Task goal
Pull out every line below that contains the word "text".

** begin Records for the task **

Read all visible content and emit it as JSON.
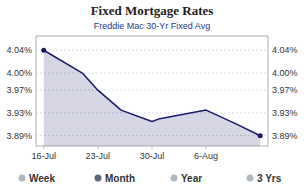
{
  "chart_data": {
    "type": "area",
    "title": "Fixed Mortgage Rates",
    "subtitle": "Freddie Mac 30-Yr Fixed Avg",
    "x": [
      0,
      5,
      7,
      10,
      14,
      15,
      21,
      25,
      28
    ],
    "values": [
      4.04,
      4.0,
      3.97,
      3.935,
      3.915,
      3.92,
      3.935,
      3.91,
      3.89
    ],
    "color": "#1a1a6e",
    "xlim": [
      -1,
      29
    ],
    "xticks": [
      {
        "value": 0,
        "label": "16-Jul"
      },
      {
        "value": 7,
        "label": "23-Jul"
      },
      {
        "value": 14,
        "label": "30-Jul"
      },
      {
        "value": 21,
        "label": "6-Aug"
      }
    ],
    "ylim": [
      3.872,
      4.065
    ],
    "yticks": [
      {
        "value": 3.89,
        "label": "3.89%"
      },
      {
        "value": 3.93,
        "label": "3.93%"
      },
      {
        "value": 3.97,
        "label": "3.97%"
      },
      {
        "value": 4.0,
        "label": "4.00%"
      },
      {
        "value": 4.04,
        "label": "4.04%"
      }
    ],
    "y2lim": [
      3.872,
      4.065
    ],
    "y2ticks": [
      {
        "value": 3.89,
        "label": "3.89%"
      },
      {
        "value": 3.93,
        "label": "3.93%"
      },
      {
        "value": 3.97,
        "label": "3.97%"
      },
      {
        "value": 4.0,
        "label": "4.00%"
      },
      {
        "value": 4.04,
        "label": "4.04%"
      }
    ],
    "grid": true,
    "annotations": [
      {
        "text": "Week",
        "color": "#b0b8c0"
      },
      {
        "text": "Month",
        "color": "#606878"
      },
      {
        "text": "Year",
        "color": "#b0b8c0"
      },
      {
        "text": "3 Yrs",
        "color": "#b0b8c0"
      }
    ]
  }
}
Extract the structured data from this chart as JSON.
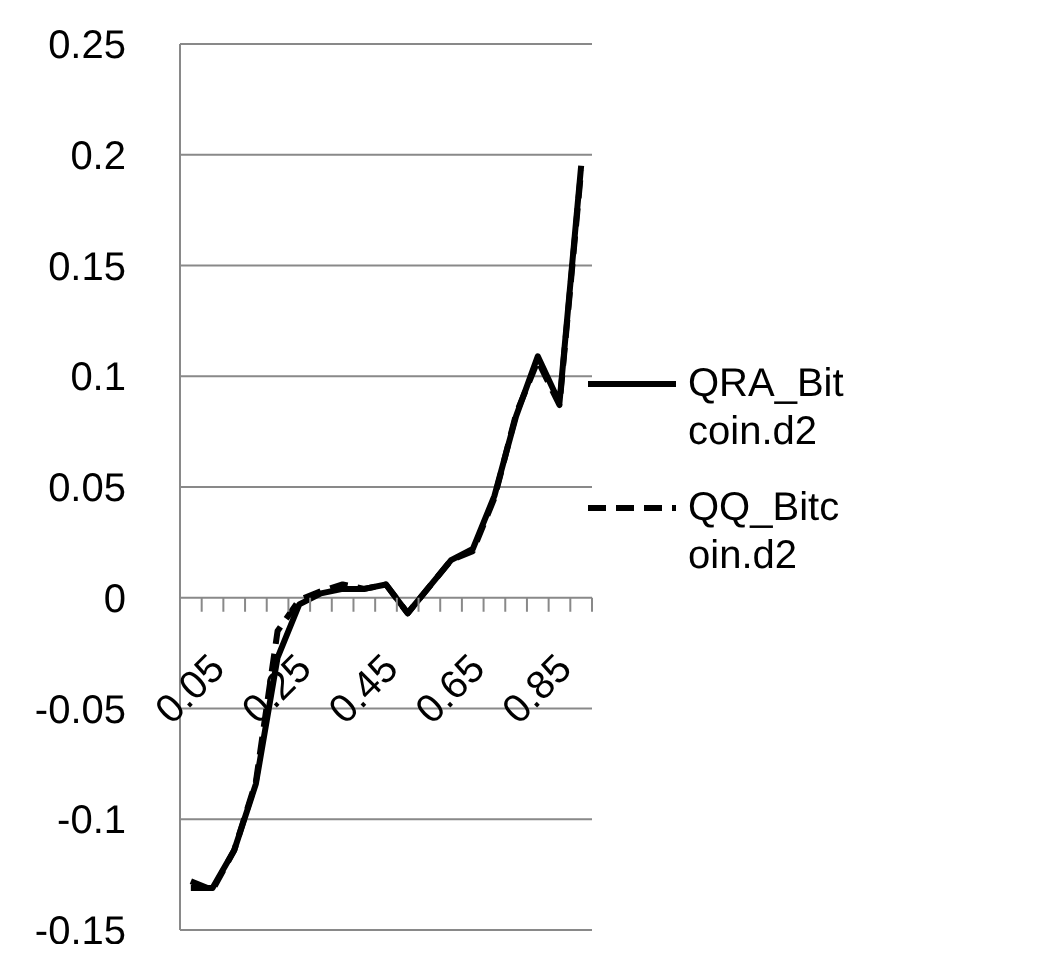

** end Records for the task **

Written response
        "text": "Week",
        "text": "Month",
        "text": "Year",
        "text": "3 Yrs",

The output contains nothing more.